## BEGIN Records shown

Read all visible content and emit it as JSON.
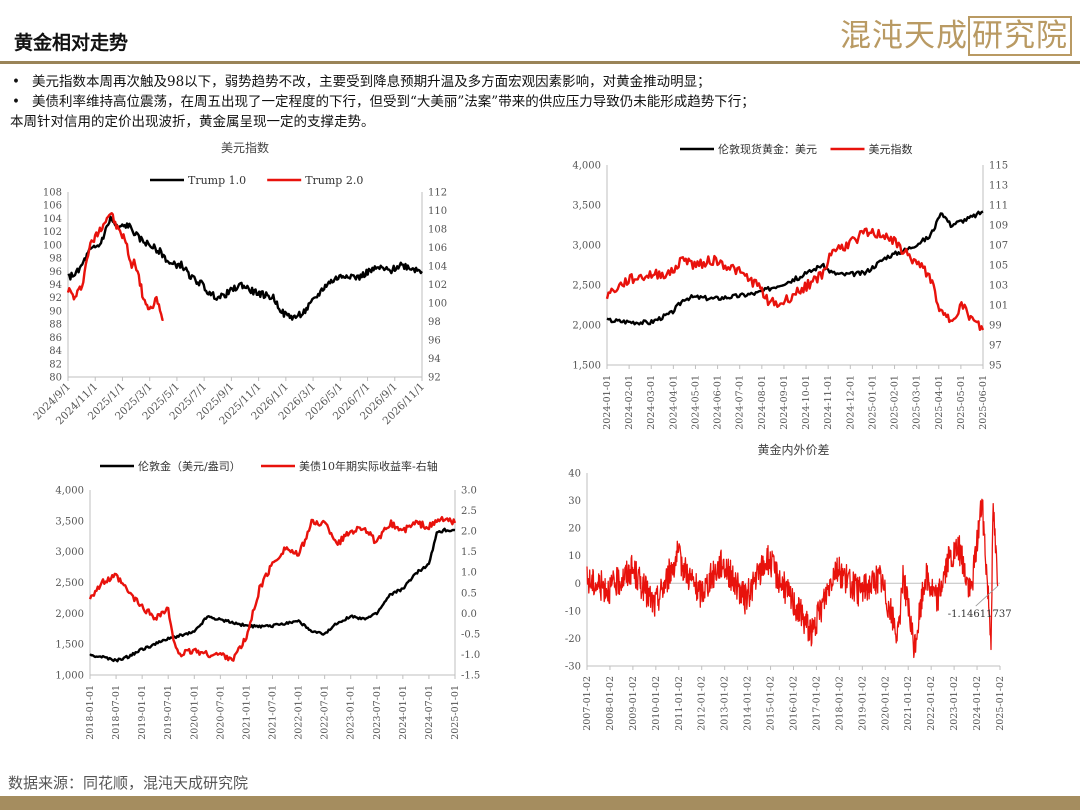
{
  "header": {
    "title": "黄金相对走势",
    "brand": "混沌天成",
    "brand_boxed": "研究院"
  },
  "bullets": [
    "美元指数本周再次触及98以下，弱势趋势不改，主要受到降息预期升温及多方面宏观因素影响，对黄金推动明显；",
    "美债利率维持高位震荡，在周五出现了一定程度的下行，但受到“大美丽”法案”带来的供应压力导致仍未能形成趋势下行；"
  ],
  "note": "本周针对信用的定价出现波折，黄金属呈现一定的支撑走势。",
  "footer": {
    "source": "数据来源：同花顺，混沌天成研究院"
  },
  "colors": {
    "black_series": "#000000",
    "red_series": "#e8120c",
    "gold_accent": "#b99a63",
    "axis": "#bfbfbf"
  },
  "chart_data": [
    {
      "id": "c1",
      "type": "line",
      "title": "美元指数",
      "legend": [
        "Trump 1.0",
        "Trump 2.0"
      ],
      "legend_position": "top",
      "x_ticks": [
        "2024/9/1",
        "2024/11/1",
        "2025/1/1",
        "2025/3/1",
        "2025/5/1",
        "2025/7/1",
        "2025/9/1",
        "2025/11/1",
        "2026/1/1",
        "2026/3/1",
        "2026/5/1",
        "2026/7/1",
        "2026/9/1",
        "2026/11/1"
      ],
      "y_left": {
        "ticks": [
          "80",
          "82",
          "84",
          "86",
          "88",
          "90",
          "92",
          "94",
          "96",
          "98",
          "100",
          "102",
          "104",
          "106",
          "108"
        ],
        "ylim": [
          80,
          108
        ]
      },
      "y_right": {
        "ticks": [
          "92",
          "94",
          "96",
          "98",
          "100",
          "102",
          "104",
          "106",
          "108",
          "110",
          "112"
        ],
        "ylim": [
          92,
          112
        ]
      },
      "series": [
        {
          "name": "Trump 1.0",
          "axis": "left",
          "color": "#000000",
          "points": [
            [
              0,
              95
            ],
            [
              3,
              96
            ],
            [
              6,
              99
            ],
            [
              9,
              100
            ],
            [
              12,
              104
            ],
            [
              14,
              102.5
            ],
            [
              17,
              103
            ],
            [
              20,
              101
            ],
            [
              23,
              100
            ],
            [
              26,
              99
            ],
            [
              29,
              97
            ],
            [
              32,
              97
            ],
            [
              35,
              95
            ],
            [
              38,
              94
            ],
            [
              40,
              92.5
            ],
            [
              43,
              92
            ],
            [
              46,
              93
            ],
            [
              49,
              94
            ],
            [
              52,
              93
            ],
            [
              55,
              92.5
            ],
            [
              58,
              92
            ],
            [
              61,
              89.5
            ],
            [
              64,
              89
            ],
            [
              67,
              90
            ],
            [
              70,
              92
            ],
            [
              73,
              94
            ],
            [
              76,
              95
            ],
            [
              79,
              95.5
            ],
            [
              82,
              95
            ],
            [
              85,
              96
            ],
            [
              88,
              96.5
            ],
            [
              91,
              96
            ],
            [
              94,
              97
            ],
            [
              97,
              96.5
            ],
            [
              100,
              96
            ]
          ]
        },
        {
          "name": "Trump 2.0",
          "axis": "right",
          "color": "#e8120c",
          "points": [
            [
              0,
              101.5
            ],
            [
              2,
              100.5
            ],
            [
              4,
              102
            ],
            [
              6,
              106
            ],
            [
              9,
              108
            ],
            [
              12,
              109.8
            ],
            [
              14,
              108
            ],
            [
              16,
              107
            ],
            [
              18,
              104
            ],
            [
              19,
              104.5
            ],
            [
              21,
              101
            ],
            [
              23,
              99
            ],
            [
              25,
              100.5
            ],
            [
              26,
              99
            ],
            [
              27,
              98.2
            ]
          ]
        }
      ]
    },
    {
      "id": "c2",
      "type": "line",
      "title": "",
      "legend": [
        "伦敦现货黄金：美元",
        "美元指数"
      ],
      "legend_position": "top",
      "x_ticks": [
        "2024-01-01",
        "2024-02-01",
        "2024-03-01",
        "2024-04-01",
        "2024-05-01",
        "2024-06-01",
        "2024-07-01",
        "2024-08-01",
        "2024-09-01",
        "2024-10-01",
        "2024-11-01",
        "2024-12-01",
        "2025-01-01",
        "2025-02-01",
        "2025-03-01",
        "2025-04-01",
        "2025-05-01",
        "2025-06-01"
      ],
      "y_left": {
        "ticks": [
          "1,500",
          "2,000",
          "2,500",
          "3,000",
          "3,500",
          "4,000"
        ],
        "ylim": [
          1500,
          4000
        ]
      },
      "y_right": {
        "ticks": [
          "95",
          "97",
          "99",
          "101",
          "103",
          "105",
          "107",
          "109",
          "111",
          "113",
          "115"
        ],
        "ylim": [
          95,
          115
        ]
      },
      "series": [
        {
          "name": "伦敦现货黄金：美元",
          "axis": "left",
          "color": "#000000",
          "points": [
            [
              0,
              2060
            ],
            [
              1,
              2040
            ],
            [
              2,
              2030
            ],
            [
              3,
              2150
            ],
            [
              3.6,
              2330
            ],
            [
              4,
              2350
            ],
            [
              5,
              2330
            ],
            [
              6,
              2360
            ],
            [
              7,
              2400
            ],
            [
              7.5,
              2450
            ],
            [
              8,
              2500
            ],
            [
              9,
              2600
            ],
            [
              10,
              2750
            ],
            [
              10.5,
              2650
            ],
            [
              11,
              2630
            ],
            [
              12,
              2650
            ],
            [
              13,
              2850
            ],
            [
              14,
              2950
            ],
            [
              15,
              3100
            ],
            [
              15.6,
              3400
            ],
            [
              16,
              3250
            ],
            [
              16.5,
              3300
            ],
            [
              17,
              3350
            ],
            [
              17.5,
              3420
            ]
          ]
        },
        {
          "name": "美元指数",
          "axis": "right",
          "color": "#e8120c",
          "points": [
            [
              0,
              102
            ],
            [
              1,
              103.5
            ],
            [
              2,
              104
            ],
            [
              3,
              104.2
            ],
            [
              3.6,
              105.8
            ],
            [
              4,
              105
            ],
            [
              5,
              105.5
            ],
            [
              6,
              104.5
            ],
            [
              7,
              103
            ],
            [
              7.5,
              101.5
            ],
            [
              8,
              101
            ],
            [
              9,
              102.5
            ],
            [
              10,
              104
            ],
            [
              10.5,
              106.5
            ],
            [
              11,
              106.8
            ],
            [
              12,
              108.2
            ],
            [
              13,
              108
            ],
            [
              14,
              106
            ],
            [
              15,
              104
            ],
            [
              15.6,
              100
            ],
            [
              16,
              99.5
            ],
            [
              16.5,
              101
            ],
            [
              17,
              99.5
            ],
            [
              17.5,
              98.5
            ]
          ]
        }
      ]
    },
    {
      "id": "c3",
      "type": "line",
      "title": "",
      "legend": [
        "伦敦金（美元/盎司）",
        "美债10年期实际收益率-右轴"
      ],
      "legend_position": "top",
      "x_ticks": [
        "2018-01-01",
        "2018-07-01",
        "2019-01-01",
        "2019-07-01",
        "2020-01-01",
        "2020-07-01",
        "2021-01-01",
        "2021-07-01",
        "2022-01-01",
        "2022-07-01",
        "2023-01-01",
        "2023-07-01",
        "2024-01-01",
        "2024-07-01",
        "2025-01-01"
      ],
      "y_left": {
        "ticks": [
          "1,000",
          "1,500",
          "2,000",
          "2,500",
          "3,000",
          "3,500",
          "4,000"
        ],
        "ylim": [
          1000,
          4000
        ]
      },
      "y_right": {
        "ticks": [
          "-1.5",
          "-1.0",
          "-0.5",
          "0.0",
          "0.5",
          "1.0",
          "1.5",
          "2.0",
          "2.5",
          "3.0"
        ],
        "ylim": [
          -1.5,
          3.0
        ]
      },
      "series": [
        {
          "name": "伦敦金（美元/盎司）",
          "axis": "left",
          "color": "#000000",
          "points": [
            [
              0,
              1320
            ],
            [
              0.5,
              1290
            ],
            [
              1,
              1230
            ],
            [
              1.5,
              1300
            ],
            [
              2,
              1420
            ],
            [
              2.5,
              1500
            ],
            [
              3,
              1590
            ],
            [
              4,
              1700
            ],
            [
              4.5,
              1950
            ],
            [
              5,
              1900
            ],
            [
              5.5,
              1850
            ],
            [
              6,
              1800
            ],
            [
              6.5,
              1780
            ],
            [
              7,
              1800
            ],
            [
              8,
              1880
            ],
            [
              8.5,
              1700
            ],
            [
              9,
              1660
            ],
            [
              9.5,
              1850
            ],
            [
              10,
              1950
            ],
            [
              10.5,
              1900
            ],
            [
              11,
              2000
            ],
            [
              11.5,
              2300
            ],
            [
              12,
              2400
            ],
            [
              12.5,
              2650
            ],
            [
              13,
              2800
            ],
            [
              13.3,
              3300
            ],
            [
              13.6,
              3350
            ],
            [
              14,
              3350
            ]
          ]
        },
        {
          "name": "美债10年期实际收益率-右轴",
          "axis": "right",
          "color": "#e8120c",
          "points": [
            [
              0,
              0.4
            ],
            [
              0.5,
              0.75
            ],
            [
              1,
              0.9
            ],
            [
              1.5,
              0.5
            ],
            [
              2,
              0.15
            ],
            [
              2.5,
              -0.1
            ],
            [
              3,
              0.1
            ],
            [
              3.2,
              -0.7
            ],
            [
              3.5,
              -1.0
            ],
            [
              4,
              -0.9
            ],
            [
              4.5,
              -1.0
            ],
            [
              5,
              -1.0
            ],
            [
              5.5,
              -1.1
            ],
            [
              6,
              -0.6
            ],
            [
              6.5,
              0.6
            ],
            [
              7,
              1.2
            ],
            [
              7.5,
              1.6
            ],
            [
              8,
              1.4
            ],
            [
              8.5,
              2.2
            ],
            [
              9,
              2.2
            ],
            [
              9.5,
              1.7
            ],
            [
              10,
              2.0
            ],
            [
              10.5,
              2.1
            ],
            [
              11,
              1.7
            ],
            [
              11.5,
              2.2
            ],
            [
              12,
              2.0
            ],
            [
              12.5,
              2.2
            ],
            [
              13,
              2.1
            ],
            [
              13.5,
              2.3
            ],
            [
              14,
              2.2
            ]
          ]
        }
      ]
    },
    {
      "id": "c4",
      "type": "line",
      "title": "黄金内外价差",
      "legend": [],
      "x_ticks": [
        "2007-01-02",
        "2008-01-02",
        "2009-01-02",
        "2010-01-02",
        "2011-01-02",
        "2012-01-02",
        "2013-01-02",
        "2014-01-02",
        "2015-01-02",
        "2016-01-02",
        "2017-01-02",
        "2018-01-02",
        "2019-01-02",
        "2020-01-02",
        "2021-01-02",
        "2022-01-02",
        "2023-01-02",
        "2024-01-02",
        "2025-01-02"
      ],
      "y_left": {
        "ticks": [
          "-30",
          "-20",
          "-10",
          "0",
          "10",
          "20",
          "30",
          "40"
        ],
        "ylim": [
          -30,
          40
        ]
      },
      "annotation": "-1.14611737",
      "series": [
        {
          "name": "",
          "axis": "left",
          "color": "#e8120c",
          "points": [
            [
              0,
              1
            ],
            [
              1,
              -2
            ],
            [
              2,
              5
            ],
            [
              3,
              -8
            ],
            [
              4,
              10
            ],
            [
              5,
              -4
            ],
            [
              6,
              8
            ],
            [
              7,
              -6
            ],
            [
              8,
              9
            ],
            [
              9,
              -5
            ],
            [
              10,
              -18
            ],
            [
              11,
              6
            ],
            [
              12,
              -3
            ],
            [
              13,
              2
            ],
            [
              13.8,
              -20
            ],
            [
              14,
              4
            ],
            [
              14.5,
              -24
            ],
            [
              15,
              3
            ],
            [
              15.5,
              -6
            ],
            [
              16,
              8
            ],
            [
              16.5,
              12
            ],
            [
              17,
              -4
            ],
            [
              17.5,
              30
            ],
            [
              17.9,
              -19
            ],
            [
              18,
              28
            ],
            [
              18.2,
              -1
            ]
          ]
        }
      ]
    }
  ]
}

## END Records shown

Written task:
Which lines of the material contain the string "Trump"? List each of them.

Worked answer:
        "Trump 1.0",
        "Trump 2.0"
          "name": "Trump 1.0",
          "name": "Trump 2.0",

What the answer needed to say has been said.